--- start SUPPLIED MATERIAL ---
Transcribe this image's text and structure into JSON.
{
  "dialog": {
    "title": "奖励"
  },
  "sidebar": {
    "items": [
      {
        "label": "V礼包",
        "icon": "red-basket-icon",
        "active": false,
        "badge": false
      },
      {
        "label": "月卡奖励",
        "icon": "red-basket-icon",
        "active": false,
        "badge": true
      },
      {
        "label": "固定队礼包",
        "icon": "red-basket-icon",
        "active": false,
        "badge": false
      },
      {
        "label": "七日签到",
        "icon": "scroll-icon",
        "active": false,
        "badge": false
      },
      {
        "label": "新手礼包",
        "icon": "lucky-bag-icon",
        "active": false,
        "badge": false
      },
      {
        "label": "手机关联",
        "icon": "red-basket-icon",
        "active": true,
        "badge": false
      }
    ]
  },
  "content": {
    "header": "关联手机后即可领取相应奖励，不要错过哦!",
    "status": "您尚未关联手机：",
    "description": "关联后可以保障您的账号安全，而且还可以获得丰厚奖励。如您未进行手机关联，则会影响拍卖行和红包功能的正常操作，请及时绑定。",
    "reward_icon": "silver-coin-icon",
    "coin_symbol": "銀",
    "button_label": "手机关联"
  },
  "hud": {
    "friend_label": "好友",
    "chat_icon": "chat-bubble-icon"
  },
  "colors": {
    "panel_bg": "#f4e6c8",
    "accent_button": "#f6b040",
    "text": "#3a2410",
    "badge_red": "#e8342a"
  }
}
--- end SUPPLIED MATERIAL ---
[TASK GOAL] From the listing, copy every line where the string "text" appears.

[REPLY]
Transcribe this image's text and structure into JSON.
    "text": "#3a2410",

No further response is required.